(Entries taken from a collection)

****

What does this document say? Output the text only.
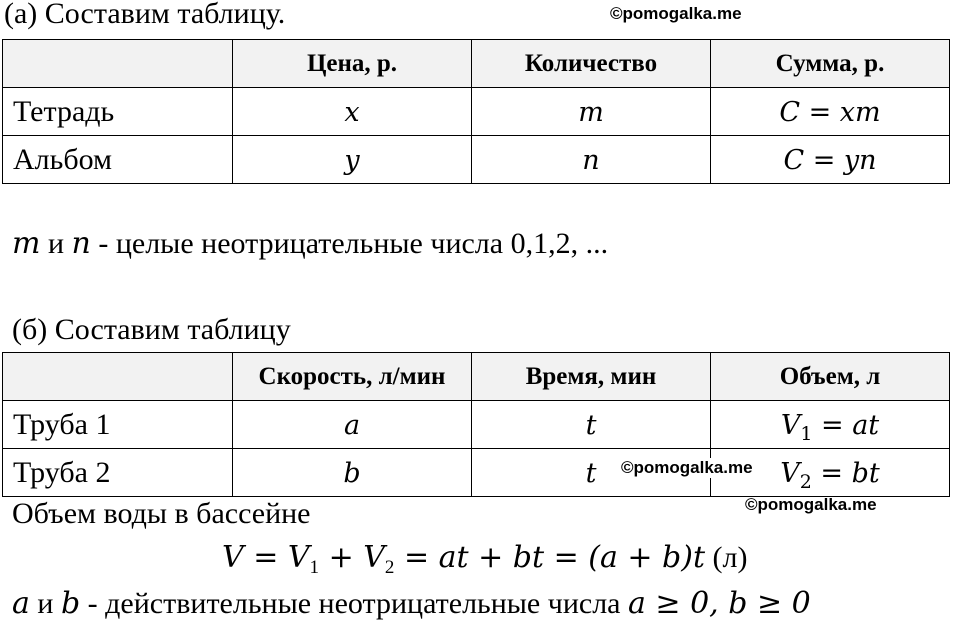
(а) Составим таблицу.	©pomogalka.me
	Цена, р.	Количество	Сумма, р.
Тетрадь	x	m	C = xm
Альбом	y	n	C = yn
m и n - целые неотрицательные числа 0,1,2, ...
(б) Составим таблицу
	Скорость, л/мин	Время, мин	Объем, л
Труба 1	a	t	$V_1$ = at
Труба 2	b	t	$V_2$ = bt
©pomogalka.me
©pomogalka.me
Объем воды в бассейне
$V = V_1 + V_2$ = at + bt = (a + b)t (л)
a и b - действительные неотрицательные числа a ≥ 0, b ≥ 0
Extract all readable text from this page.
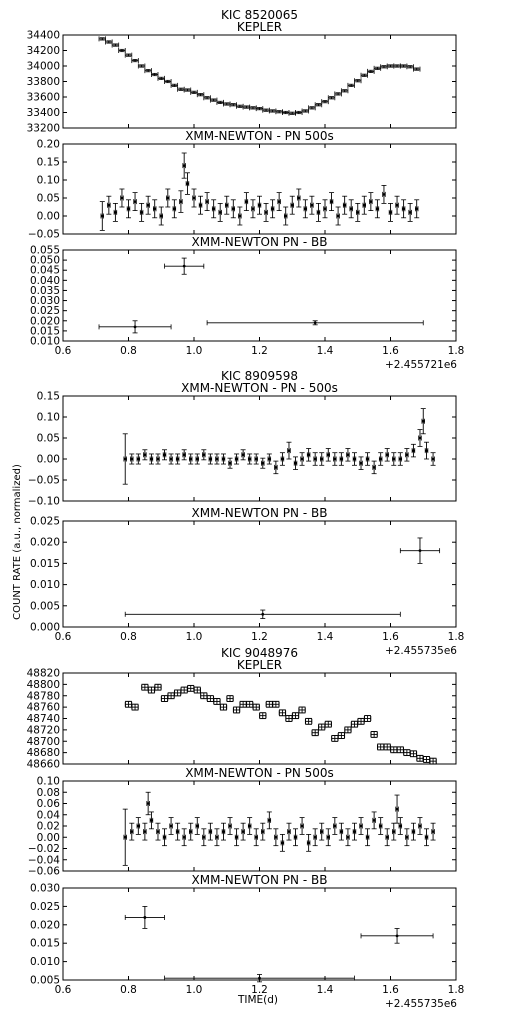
KIC 8520065
KEPLER
33200
33400
33600
33800
34000
34200
34400
XMM-NEWTON - PN 500s
−0.05
0.00
0.05
0.10
0.15
0.20
XMM-NEWTON PN - BB
0.010
0.015
0.020
0.025
0.030
0.035
0.040
0.045
0.050
0.055
0.6	0.8	1.0	1.2	1.4	1.6	1.8
+2.455721e6
KIC 8909598
XMM-NEWTON - PN - 500s
−0.10
−0.05
0.00
0.05
0.10
0.15
XMM-NEWTON PN - BB
0.000
0.005
0.010
0.015
0.020
0.025
0.6	0.8	1.0	1.2	1.4	1.6	1.8
+2.455735e6
KIC 9048976
KEPLER
48660
48680
48700
48720
48740
48760
48780
48800
48820
XMM-NEWTON - PN 500s
−0.06
−0.04
−0.02
0.00
0.02
0.04
0.06
0.08
0.10
XMM-NEWTON PN - BB
0.005
0.010
0.015
0.020
0.025
0.030
0.6	0.8	1.0	1.2	1.4	1.6	1.8
+2.455735e6
COUNT RATE (a.u., normalized)
TIME(d)
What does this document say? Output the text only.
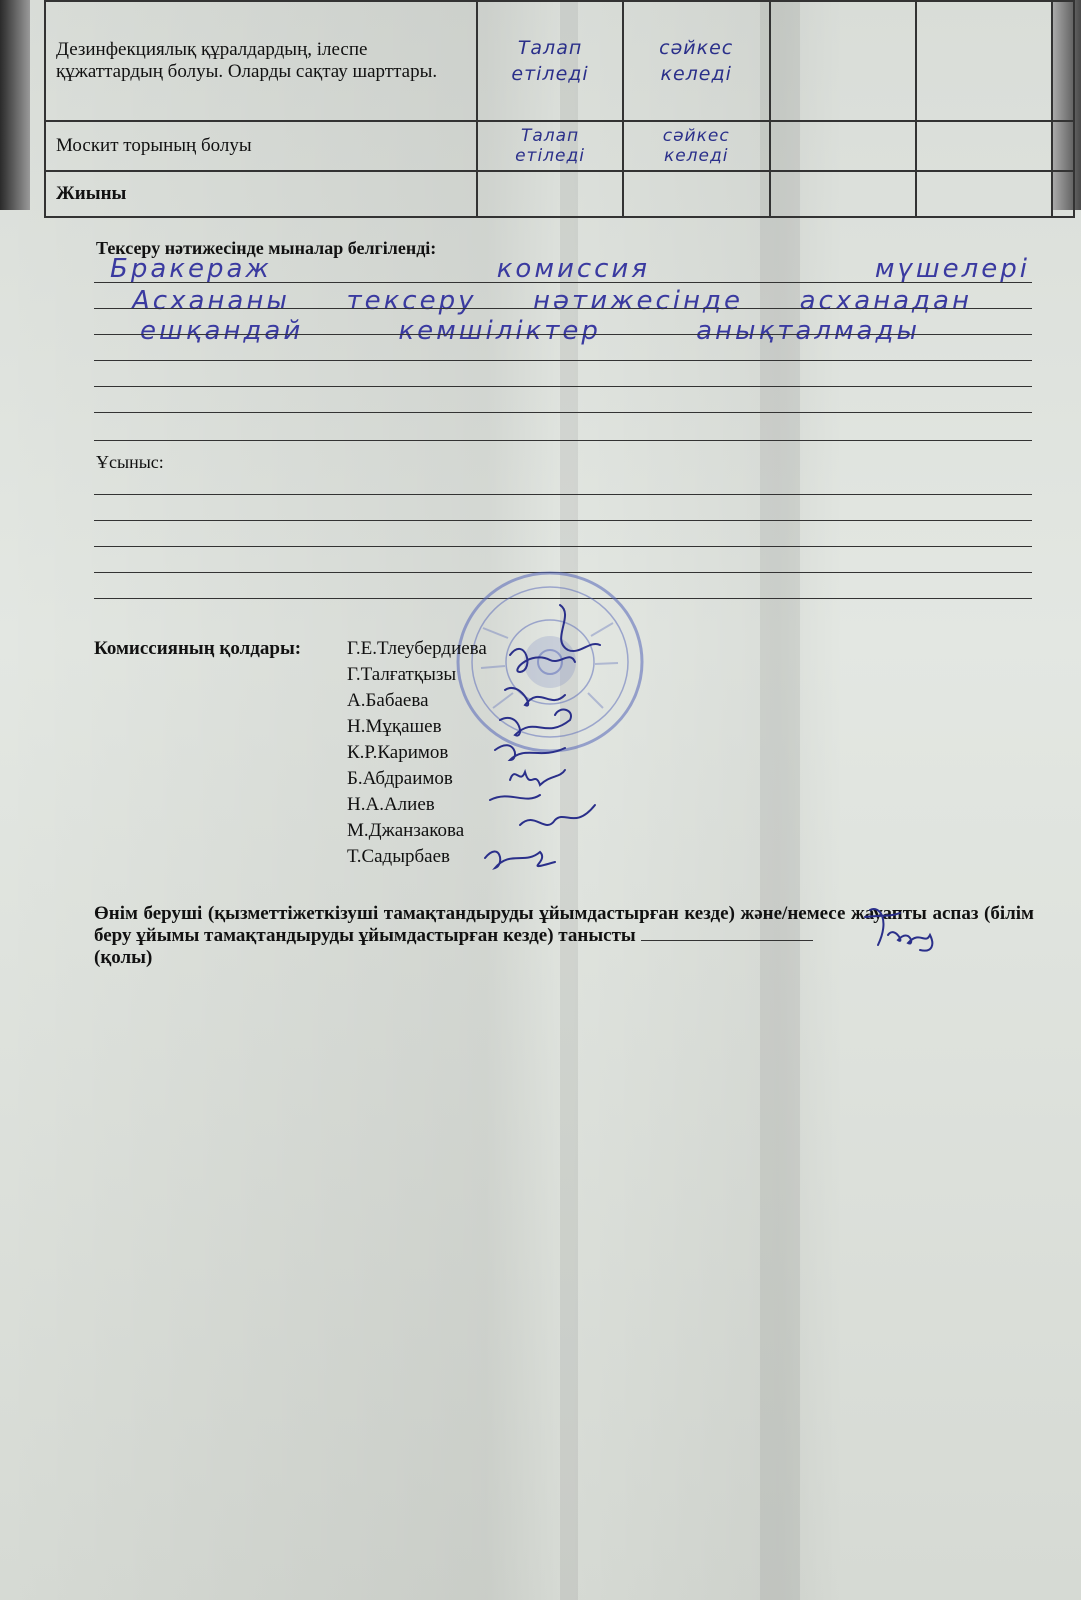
Дезинфекциялық құралдардың, ілеспе құжаттардың болуы. Оларды сақтау шарттары.	Талап етіледі	сәйкес келеді			
Москит торының болуы	Талап етіледі	сәйкес келеді			
Жиыны					
Тексеру нәтижесінде мыналар белгіленді:
Бракераж	комиссия	мүшелері
Асхананы тексеру нәтижесінде асханадан
ешқандай	кемшіліктер	анықталмады
Ұсыныс:
Комиссияның қолдары: Г.Е.Тлеубердиева
Г.Талғатқызы
А.Бабаева
Н.Мұқашев
К.Р.Каримов
Б.Абдраимов
Н.А.Алиев
М.Джанзакова
Т.Садырбаев
Өнім беруші (қызметтіжеткізуші тамақтандыруды ұйымдастырған кезде) және/немесе жауапты аспаз (білім беру ұйымы тамақтандыруды ұйымдастырған кезде) танысты
(қолы)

****

Give back the whole listing as it stands, minus its pictures.

◆ Task answer
What does this document say? Output the text only.
(а) Составим таблицу.	©pomogalka.me
	Цена, р.	Количество	Сумма, р.
Тетрадь	x	m	C = xm
Альбом	y	n	C = yn
m и n - целые неотрицательные числа 0,1,2, ...
(б) Составим таблицу
	Скорость, л/мин	Время, мин	Объем, л
Труба 1	a	t	$V_1$ = at
Труба 2	b	t	$V_2$ = bt
©pomogalka.me
©pomogalka.me
Объем воды в бассейне
$V = V_1 + V_2$ = at + bt = (a + b)t (л)
a и b - действительные неотрицательные числа a ≥ 0, b ≥ 0
Extract all readable text from this page.
KIC 8520065
KEPLER
33200
33400
33600
33800
34000
34200
34400
XMM-NEWTON - PN 500s
−0.05
0.00
0.05
0.10
0.15
0.20
XMM-NEWTON PN - BB
0.010
0.015
0.020
0.025
0.030
0.035
0.040
0.045
0.050
0.055
0.6	0.8	1.0	1.2	1.4	1.6	1.8
+2.455721e6
KIC 8909598
XMM-NEWTON - PN - 500s
−0.10
−0.05
0.00
0.05
0.10
0.15
XMM-NEWTON PN - BB
0.000
0.005
0.010
0.015
0.020
0.025
0.6	0.8	1.0	1.2	1.4	1.6	1.8
+2.455735e6
KIC 9048976
KEPLER
48660
48680
48700
48720
48740
48760
48780
48800
48820
XMM-NEWTON - PN 500s
−0.06
−0.04
−0.02
0.00
0.02
0.04
0.06
0.08
0.10
XMM-NEWTON PN - BB
0.005
0.010
0.015
0.020
0.025
0.030
0.6	0.8	1.0	1.2	1.4	1.6	1.8
+2.455735e6
COUNT RATE (a.u., normalized)
TIME(d)
What does this document say? Output the text only.
Дезинфекциялық құралдардың, ілеспе құжаттардың болуы. Оларды сақтау шарттары.	Талап етіледі	сәйкес келеді			
Москит торының болуы	Талап етіледі	сәйкес келеді			
Жиыны					
Тексеру нәтижесінде мыналар белгіленді:
Бракераж	комиссия	мүшелері
Асхананы тексеру нәтижесінде асханадан
ешқандай	кемшіліктер	анықталмады
Ұсыныс:
Комиссияның қолдары: Г.Е.Тлеубердиева
Г.Талғатқызы
А.Бабаева
Н.Мұқашев
К.Р.Каримов
Б.Абдраимов
Н.А.Алиев
М.Джанзакова
Т.Садырбаев
Өнім беруші (қызметтіжеткізуші тамақтандыруды ұйымдастырған кезде) және/немесе жауапты аспаз (білім беру ұйымы тамақтандыруды ұйымдастырған кезде) танысты
(қолы)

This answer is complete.